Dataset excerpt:
---
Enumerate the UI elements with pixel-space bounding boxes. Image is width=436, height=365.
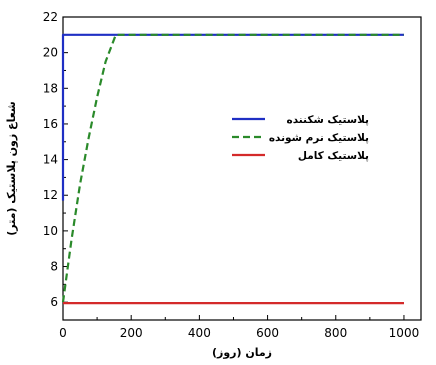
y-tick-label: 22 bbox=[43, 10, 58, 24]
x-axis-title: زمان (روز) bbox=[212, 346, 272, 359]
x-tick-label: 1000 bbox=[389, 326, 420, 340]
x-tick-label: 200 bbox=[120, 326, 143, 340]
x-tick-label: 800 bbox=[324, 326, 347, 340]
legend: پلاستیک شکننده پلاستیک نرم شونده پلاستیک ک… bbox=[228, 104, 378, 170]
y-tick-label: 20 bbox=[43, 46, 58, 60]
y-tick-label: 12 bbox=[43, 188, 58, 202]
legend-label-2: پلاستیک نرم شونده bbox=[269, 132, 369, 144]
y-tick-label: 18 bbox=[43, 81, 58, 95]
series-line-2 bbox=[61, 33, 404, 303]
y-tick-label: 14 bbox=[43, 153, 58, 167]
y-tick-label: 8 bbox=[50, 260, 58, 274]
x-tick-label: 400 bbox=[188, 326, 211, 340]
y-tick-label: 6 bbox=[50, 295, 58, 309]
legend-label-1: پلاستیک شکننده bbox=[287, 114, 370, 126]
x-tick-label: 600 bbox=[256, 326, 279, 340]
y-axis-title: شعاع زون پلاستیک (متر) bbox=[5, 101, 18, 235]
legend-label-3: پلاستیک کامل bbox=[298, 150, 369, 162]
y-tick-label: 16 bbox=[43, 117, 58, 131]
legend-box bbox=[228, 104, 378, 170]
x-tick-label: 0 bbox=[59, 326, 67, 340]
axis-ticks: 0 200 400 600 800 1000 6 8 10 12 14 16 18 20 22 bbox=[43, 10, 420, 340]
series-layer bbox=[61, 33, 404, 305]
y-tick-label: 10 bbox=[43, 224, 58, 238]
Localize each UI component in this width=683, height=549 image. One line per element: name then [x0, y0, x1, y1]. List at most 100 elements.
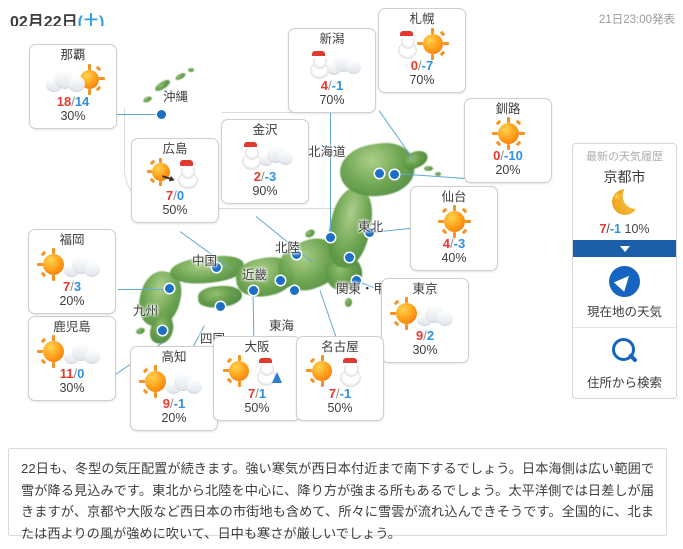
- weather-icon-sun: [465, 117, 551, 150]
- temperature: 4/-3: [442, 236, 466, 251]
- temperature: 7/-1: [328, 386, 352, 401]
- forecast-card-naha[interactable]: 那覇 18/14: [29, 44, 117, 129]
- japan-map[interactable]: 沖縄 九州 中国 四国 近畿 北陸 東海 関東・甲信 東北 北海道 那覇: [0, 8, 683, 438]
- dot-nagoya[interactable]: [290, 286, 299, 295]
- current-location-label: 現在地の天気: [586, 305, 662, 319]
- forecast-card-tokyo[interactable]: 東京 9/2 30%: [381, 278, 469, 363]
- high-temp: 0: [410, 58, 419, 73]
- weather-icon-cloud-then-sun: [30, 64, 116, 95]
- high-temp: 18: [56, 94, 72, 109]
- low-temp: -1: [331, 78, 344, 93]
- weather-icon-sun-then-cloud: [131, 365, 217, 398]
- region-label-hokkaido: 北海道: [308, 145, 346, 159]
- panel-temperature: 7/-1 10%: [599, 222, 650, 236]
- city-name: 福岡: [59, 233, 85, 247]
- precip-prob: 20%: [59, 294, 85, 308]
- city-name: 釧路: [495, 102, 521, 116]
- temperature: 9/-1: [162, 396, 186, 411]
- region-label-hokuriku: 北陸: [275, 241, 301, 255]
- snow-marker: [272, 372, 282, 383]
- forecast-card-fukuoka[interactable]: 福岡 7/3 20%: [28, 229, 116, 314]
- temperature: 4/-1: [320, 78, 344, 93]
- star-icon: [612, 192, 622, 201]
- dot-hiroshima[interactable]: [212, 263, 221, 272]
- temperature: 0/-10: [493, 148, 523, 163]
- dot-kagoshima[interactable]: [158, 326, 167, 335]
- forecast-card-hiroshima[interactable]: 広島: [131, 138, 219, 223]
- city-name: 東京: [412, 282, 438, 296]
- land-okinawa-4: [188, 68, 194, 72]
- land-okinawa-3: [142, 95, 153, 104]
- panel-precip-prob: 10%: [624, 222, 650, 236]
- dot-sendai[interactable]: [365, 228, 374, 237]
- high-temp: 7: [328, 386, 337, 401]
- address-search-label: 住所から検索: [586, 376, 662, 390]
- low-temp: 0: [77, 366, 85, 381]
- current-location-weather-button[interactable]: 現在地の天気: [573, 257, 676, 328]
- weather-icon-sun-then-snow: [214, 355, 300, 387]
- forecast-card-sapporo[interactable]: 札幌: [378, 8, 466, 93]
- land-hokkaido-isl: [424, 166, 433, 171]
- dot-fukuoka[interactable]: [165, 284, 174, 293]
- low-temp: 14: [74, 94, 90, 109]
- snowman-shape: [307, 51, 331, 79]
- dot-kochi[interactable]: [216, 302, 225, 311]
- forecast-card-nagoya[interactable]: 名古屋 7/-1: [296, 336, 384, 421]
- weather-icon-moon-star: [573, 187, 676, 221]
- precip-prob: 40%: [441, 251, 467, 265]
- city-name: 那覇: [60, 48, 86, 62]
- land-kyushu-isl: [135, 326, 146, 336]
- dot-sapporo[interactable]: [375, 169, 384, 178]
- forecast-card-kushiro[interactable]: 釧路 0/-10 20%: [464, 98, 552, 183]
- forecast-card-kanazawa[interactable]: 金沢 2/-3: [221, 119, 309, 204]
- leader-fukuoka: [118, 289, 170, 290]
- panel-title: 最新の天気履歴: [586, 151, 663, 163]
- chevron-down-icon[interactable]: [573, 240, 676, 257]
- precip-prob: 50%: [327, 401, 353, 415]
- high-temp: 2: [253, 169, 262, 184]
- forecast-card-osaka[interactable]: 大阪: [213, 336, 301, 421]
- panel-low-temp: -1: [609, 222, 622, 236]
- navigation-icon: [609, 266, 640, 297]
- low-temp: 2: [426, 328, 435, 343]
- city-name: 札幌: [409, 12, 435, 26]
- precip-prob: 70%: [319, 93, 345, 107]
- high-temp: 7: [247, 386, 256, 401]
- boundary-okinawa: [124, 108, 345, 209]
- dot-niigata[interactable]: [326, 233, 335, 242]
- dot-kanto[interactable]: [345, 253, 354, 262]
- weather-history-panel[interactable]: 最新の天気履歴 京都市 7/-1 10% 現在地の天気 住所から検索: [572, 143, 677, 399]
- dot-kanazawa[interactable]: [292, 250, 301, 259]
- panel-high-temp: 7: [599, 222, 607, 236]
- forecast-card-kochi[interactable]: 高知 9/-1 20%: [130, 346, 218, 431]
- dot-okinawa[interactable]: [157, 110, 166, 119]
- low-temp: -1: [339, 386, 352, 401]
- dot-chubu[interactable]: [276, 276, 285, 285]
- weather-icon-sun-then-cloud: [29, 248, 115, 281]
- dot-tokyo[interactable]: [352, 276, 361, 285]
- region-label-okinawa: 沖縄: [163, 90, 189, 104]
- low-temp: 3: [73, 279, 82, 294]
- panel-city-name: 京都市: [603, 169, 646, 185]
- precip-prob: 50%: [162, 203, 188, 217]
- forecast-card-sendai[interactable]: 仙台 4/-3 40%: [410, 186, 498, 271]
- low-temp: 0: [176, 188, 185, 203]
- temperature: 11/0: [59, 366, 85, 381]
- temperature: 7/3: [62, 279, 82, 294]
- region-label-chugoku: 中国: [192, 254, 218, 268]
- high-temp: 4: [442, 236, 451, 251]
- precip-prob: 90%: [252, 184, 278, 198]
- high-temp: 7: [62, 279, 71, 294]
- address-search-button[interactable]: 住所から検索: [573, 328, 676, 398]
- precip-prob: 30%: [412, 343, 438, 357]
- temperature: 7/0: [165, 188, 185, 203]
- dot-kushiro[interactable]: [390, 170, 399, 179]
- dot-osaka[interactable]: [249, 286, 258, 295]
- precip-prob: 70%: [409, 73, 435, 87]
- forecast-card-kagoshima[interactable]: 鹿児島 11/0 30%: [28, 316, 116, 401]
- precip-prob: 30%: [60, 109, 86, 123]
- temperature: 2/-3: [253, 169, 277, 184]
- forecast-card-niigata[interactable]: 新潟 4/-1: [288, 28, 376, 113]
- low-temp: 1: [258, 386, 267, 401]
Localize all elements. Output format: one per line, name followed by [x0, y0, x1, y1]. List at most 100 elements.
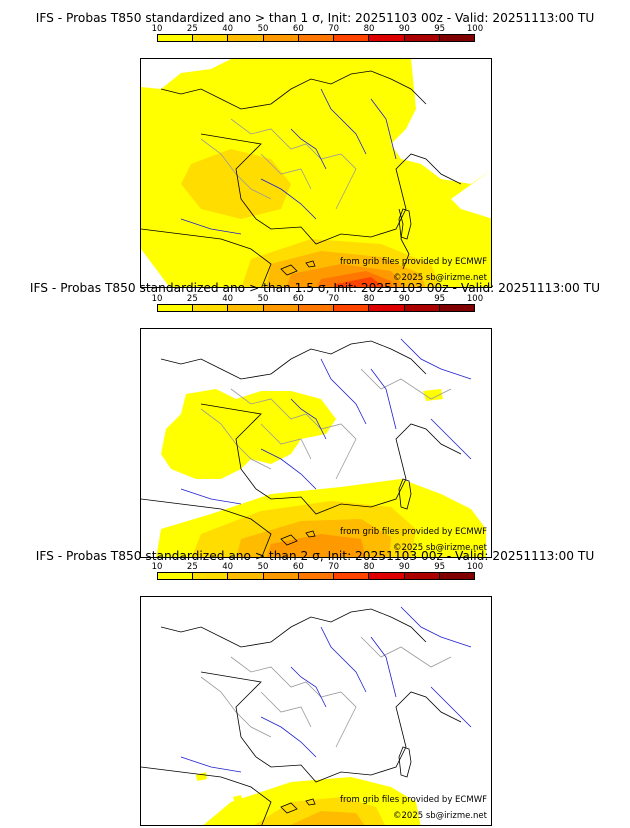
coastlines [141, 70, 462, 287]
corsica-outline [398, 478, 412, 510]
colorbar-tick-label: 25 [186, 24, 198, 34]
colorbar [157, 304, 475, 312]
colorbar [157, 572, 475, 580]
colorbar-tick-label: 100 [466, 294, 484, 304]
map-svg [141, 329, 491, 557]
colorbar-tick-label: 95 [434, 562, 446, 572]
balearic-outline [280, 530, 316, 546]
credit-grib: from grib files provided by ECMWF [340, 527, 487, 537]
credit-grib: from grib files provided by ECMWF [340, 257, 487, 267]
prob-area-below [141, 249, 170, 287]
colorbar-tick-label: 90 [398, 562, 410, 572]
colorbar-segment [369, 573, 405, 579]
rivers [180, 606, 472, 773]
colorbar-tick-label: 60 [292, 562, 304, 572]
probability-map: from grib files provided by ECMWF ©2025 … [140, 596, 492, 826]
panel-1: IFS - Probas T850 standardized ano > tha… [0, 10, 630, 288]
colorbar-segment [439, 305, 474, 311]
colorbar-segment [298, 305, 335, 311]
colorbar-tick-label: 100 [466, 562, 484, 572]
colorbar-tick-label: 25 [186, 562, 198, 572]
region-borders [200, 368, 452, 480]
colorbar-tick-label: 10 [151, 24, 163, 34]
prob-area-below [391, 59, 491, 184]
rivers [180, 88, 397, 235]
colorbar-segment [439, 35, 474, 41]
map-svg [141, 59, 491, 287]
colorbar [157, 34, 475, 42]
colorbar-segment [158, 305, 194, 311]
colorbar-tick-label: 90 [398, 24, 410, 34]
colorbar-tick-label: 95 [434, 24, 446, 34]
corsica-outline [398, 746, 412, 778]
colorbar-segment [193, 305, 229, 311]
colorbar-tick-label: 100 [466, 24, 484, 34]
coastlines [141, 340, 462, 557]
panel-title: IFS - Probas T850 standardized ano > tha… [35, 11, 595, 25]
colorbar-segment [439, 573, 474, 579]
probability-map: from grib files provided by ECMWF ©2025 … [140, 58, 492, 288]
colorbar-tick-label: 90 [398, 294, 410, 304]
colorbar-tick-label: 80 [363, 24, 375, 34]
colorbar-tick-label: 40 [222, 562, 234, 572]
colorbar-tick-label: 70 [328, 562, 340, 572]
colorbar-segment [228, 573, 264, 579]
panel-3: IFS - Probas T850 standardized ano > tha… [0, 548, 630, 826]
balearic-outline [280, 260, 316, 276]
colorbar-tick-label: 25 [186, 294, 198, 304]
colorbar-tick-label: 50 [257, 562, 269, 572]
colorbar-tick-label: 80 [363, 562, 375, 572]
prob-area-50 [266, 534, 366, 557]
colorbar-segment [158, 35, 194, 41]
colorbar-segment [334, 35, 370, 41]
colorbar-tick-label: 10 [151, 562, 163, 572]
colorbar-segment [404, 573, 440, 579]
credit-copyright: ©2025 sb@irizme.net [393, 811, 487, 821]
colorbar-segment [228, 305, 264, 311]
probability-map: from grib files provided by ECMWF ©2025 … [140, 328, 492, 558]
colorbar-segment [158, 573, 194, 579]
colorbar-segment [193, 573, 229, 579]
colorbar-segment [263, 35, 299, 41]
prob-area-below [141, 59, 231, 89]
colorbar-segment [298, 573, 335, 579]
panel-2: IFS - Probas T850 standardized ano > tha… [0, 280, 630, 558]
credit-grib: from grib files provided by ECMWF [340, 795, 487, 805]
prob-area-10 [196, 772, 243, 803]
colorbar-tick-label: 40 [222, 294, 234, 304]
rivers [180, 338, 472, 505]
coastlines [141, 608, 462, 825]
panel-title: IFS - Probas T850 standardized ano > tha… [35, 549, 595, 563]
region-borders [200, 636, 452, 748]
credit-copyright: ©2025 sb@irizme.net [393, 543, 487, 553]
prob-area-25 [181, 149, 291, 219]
---
_Exercise objective_
Please pull together every line of the records above that contains the string "現在地の天気", treating uppercase and lowercase as different.

_The reply_
- current-location-label: 現在地の天気: [586, 305, 662, 319]
- current-location-weather-button[interactable]: 現在地の天気: [573, 257, 676, 328]
- weather-history-panel[interactable]: 最新の天気履歴 京都市 7/-1 10% 現在地の天気 住所から検索: [572, 143, 677, 399]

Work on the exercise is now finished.